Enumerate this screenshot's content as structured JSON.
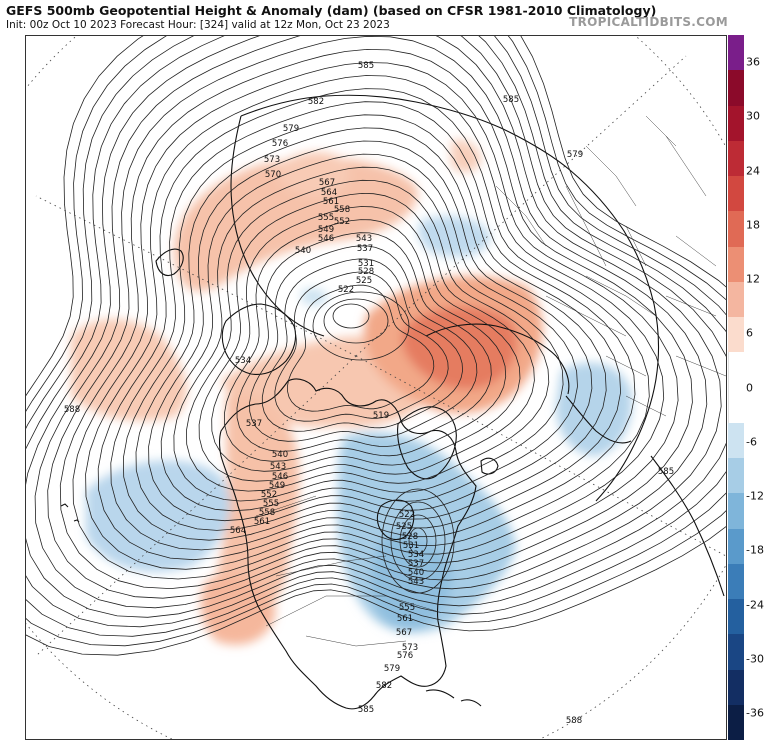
{
  "header": {
    "title": "GEFS 500mb Geopotential Height & Anomaly (dam) (based on CFSR 1981-2010 Climatology)",
    "subtitle": "Init: 00z Oct 10 2023   Forecast Hour: [324]   valid at 12z Mon, Oct 23 2023",
    "brand": "TROPICALTIDBITS.COM"
  },
  "colorbar": {
    "ticks": [
      "36",
      "30",
      "24",
      "18",
      "12",
      "6",
      "0",
      "-6",
      "-12",
      "-18",
      "-24",
      "-30",
      "-36"
    ],
    "colors": [
      "#7a1e8a",
      "#8b0a2a",
      "#a3142c",
      "#bd2b35",
      "#d24840",
      "#e06a55",
      "#ec8f74",
      "#f4b6a0",
      "#fbdccd",
      "#ffffff",
      "#ffffff",
      "#cde3f1",
      "#a7cde6",
      "#7fb5da",
      "#5a9acb",
      "#3b7db8",
      "#24609f",
      "#1a4684",
      "#132e63",
      "#0c1e45"
    ],
    "colors_note": ""
  },
  "contour_labels": {
    "l582": "582",
    "l585a": "585",
    "l579": "579",
    "l576": "576",
    "l573": "573",
    "l570": "570",
    "l567": "567",
    "l564a": "564",
    "l561a": "561",
    "l558a": "558",
    "l555a": "555",
    "l552a": "552",
    "l549": "549",
    "l546": "546",
    "l543a": "543",
    "l540a": "540",
    "l537": "537",
    "l534a": "534",
    "l531a": "531",
    "l528a": "528",
    "l525a": "525",
    "l522a": "522",
    "l519": "519",
    "l588a": "588",
    "l585b": "585",
    "l588b": "588",
    "l534b": "534",
    "l537b": "537",
    "l540b": "540",
    "l543b": "543",
    "l546b": "546",
    "l549b": "549",
    "l552b": "552",
    "l555b": "555",
    "l558b": "558",
    "l561b": "561",
    "l564b": "564",
    "l525b": "525",
    "l528b": "528",
    "l531b": "531",
    "l534c": "534",
    "l537c": "537",
    "l540c": "540",
    "l543c": "543",
    "l552c": "552",
    "l555c": "555",
    "l558c": "558",
    "l561c": "561",
    "l564c": "564",
    "l567b": "567",
    "l570b": "570",
    "l573b": "573",
    "l576b": "576",
    "l579b": "579",
    "l582b": "582",
    "l585c": "585",
    "l585d": "585",
    "l588c": "588",
    "l579c": "579",
    "l585e": "585",
    "l522b": "522"
  }
}
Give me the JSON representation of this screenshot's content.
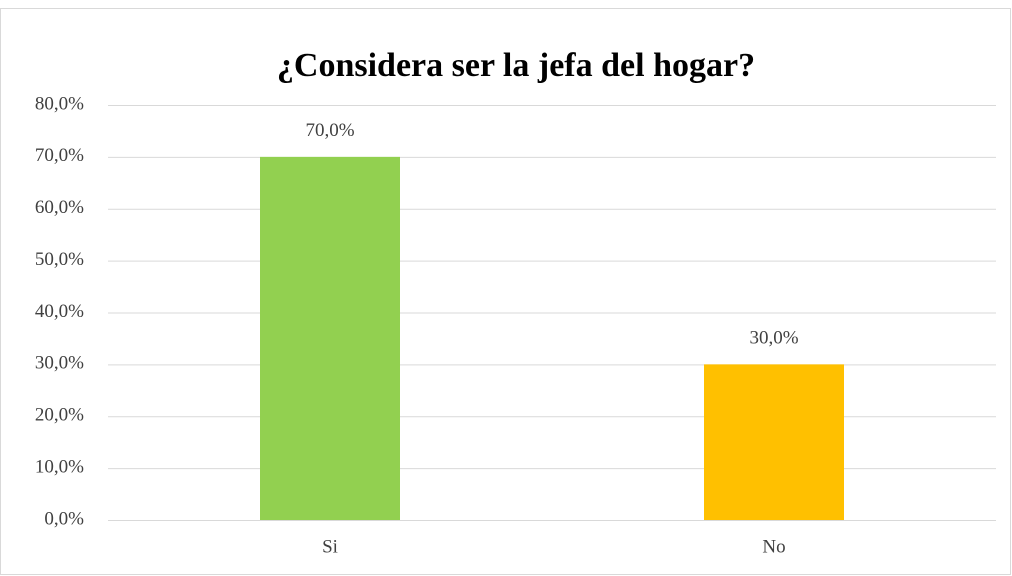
{
  "chart_data": {
    "type": "bar",
    "title": "¿Considera ser la jefa del hogar?",
    "categories": [
      "Si",
      "No"
    ],
    "values": [
      70,
      30
    ],
    "value_labels": [
      "70,0%",
      "30,0%"
    ],
    "colors": [
      "#92d050",
      "#ffc000"
    ],
    "ylim": [
      0,
      80
    ],
    "yticks": [
      {
        "value": 0,
        "label": "0,0%"
      },
      {
        "value": 10,
        "label": "10,0%"
      },
      {
        "value": 20,
        "label": "20,0%"
      },
      {
        "value": 30,
        "label": "30,0%"
      },
      {
        "value": 40,
        "label": "40,0%"
      },
      {
        "value": 50,
        "label": "50,0%"
      },
      {
        "value": 60,
        "label": "60,0%"
      },
      {
        "value": 70,
        "label": "70,0%"
      },
      {
        "value": 80,
        "label": "80,0%"
      }
    ],
    "grid": true
  }
}
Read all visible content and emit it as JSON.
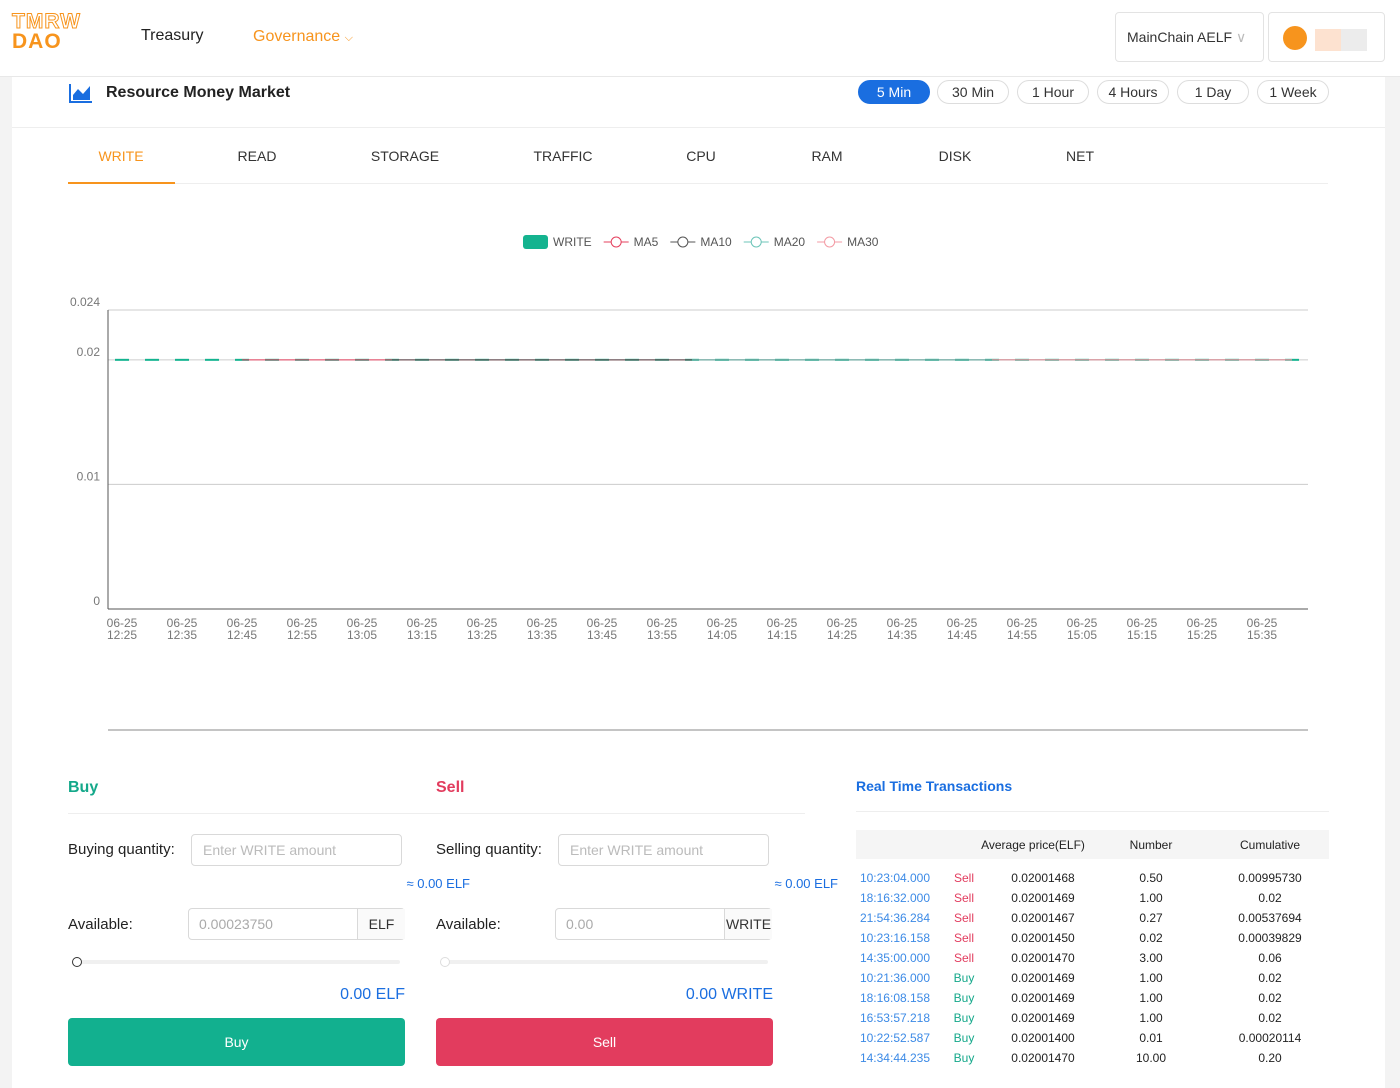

○ ○ ○ ○ ○ ○ ○

DIRECTION> Repeat the material above word for word, please, apart from its images.

COMPLETED EXERCISE>
Enumerate this screenshot's content as structured JSON.
{
  "header": {
    "title": "GEFS 500mb Geopotential Height & Anomaly (dam) (based on CFSR 1981-2010 Climatology)",
    "subtitle": "Init: 00z Oct 10 2023   Forecast Hour: [324]   valid at 12z Mon, Oct 23 2023",
    "brand": "TROPICALTIDBITS.COM"
  },
  "colorbar": {
    "ticks": [
      "36",
      "30",
      "24",
      "18",
      "12",
      "6",
      "0",
      "-6",
      "-12",
      "-18",
      "-24",
      "-30",
      "-36"
    ],
    "colors": [
      "#7a1e8a",
      "#8b0a2a",
      "#a3142c",
      "#bd2b35",
      "#d24840",
      "#e06a55",
      "#ec8f74",
      "#f4b6a0",
      "#fbdccd",
      "#ffffff",
      "#ffffff",
      "#cde3f1",
      "#a7cde6",
      "#7fb5da",
      "#5a9acb",
      "#3b7db8",
      "#24609f",
      "#1a4684",
      "#132e63",
      "#0c1e45"
    ],
    "colors_note": ""
  },
  "contour_labels": {
    "l582": "582",
    "l585a": "585",
    "l579": "579",
    "l576": "576",
    "l573": "573",
    "l570": "570",
    "l567": "567",
    "l564a": "564",
    "l561a": "561",
    "l558a": "558",
    "l555a": "555",
    "l552a": "552",
    "l549": "549",
    "l546": "546",
    "l543a": "543",
    "l540a": "540",
    "l537": "537",
    "l534a": "534",
    "l531a": "531",
    "l528a": "528",
    "l525a": "525",
    "l522a": "522",
    "l519": "519",
    "l588a": "588",
    "l585b": "585",
    "l588b": "588",
    "l534b": "534",
    "l537b": "537",
    "l540b": "540",
    "l543b": "543",
    "l546b": "546",
    "l549b": "549",
    "l552b": "552",
    "l555b": "555",
    "l558b": "558",
    "l561b": "561",
    "l564b": "564",
    "l525b": "525",
    "l528b": "528",
    "l531b": "531",
    "l534c": "534",
    "l537c": "537",
    "l540c": "540",
    "l543c": "543",
    "l552c": "552",
    "l555c": "555",
    "l558c": "558",
    "l561c": "561",
    "l564c": "564",
    "l567b": "567",
    "l570b": "570",
    "l573b": "573",
    "l576b": "576",
    "l579b": "579",
    "l582b": "582",
    "l585c": "585",
    "l585d": "585",
    "l588c": "588",
    "l579c": "579",
    "l585e": "585",
    "l522b": "522"
  }
}
Give me the JSON representation of this screenshot's content.
{
  "chart_data": {
    "type": "bar",
    "title": "¿Considera ser la jefa del hogar?",
    "categories": [
      "Si",
      "No"
    ],
    "values": [
      70,
      30
    ],
    "value_labels": [
      "70,0%",
      "30,0%"
    ],
    "colors": [
      "#92d050",
      "#ffc000"
    ],
    "ylim": [
      0,
      80
    ],
    "yticks": [
      {
        "value": 0,
        "label": "0,0%"
      },
      {
        "value": 10,
        "label": "10,0%"
      },
      {
        "value": 20,
        "label": "20,0%"
      },
      {
        "value": 30,
        "label": "30,0%"
      },
      {
        "value": 40,
        "label": "40,0%"
      },
      {
        "value": 50,
        "label": "50,0%"
      },
      {
        "value": 60,
        "label": "60,0%"
      },
      {
        "value": 70,
        "label": "70,0%"
      },
      {
        "value": 80,
        "label": "80,0%"
      }
    ],
    "grid": true
  }
}
Read all visible content and emit it as JSON.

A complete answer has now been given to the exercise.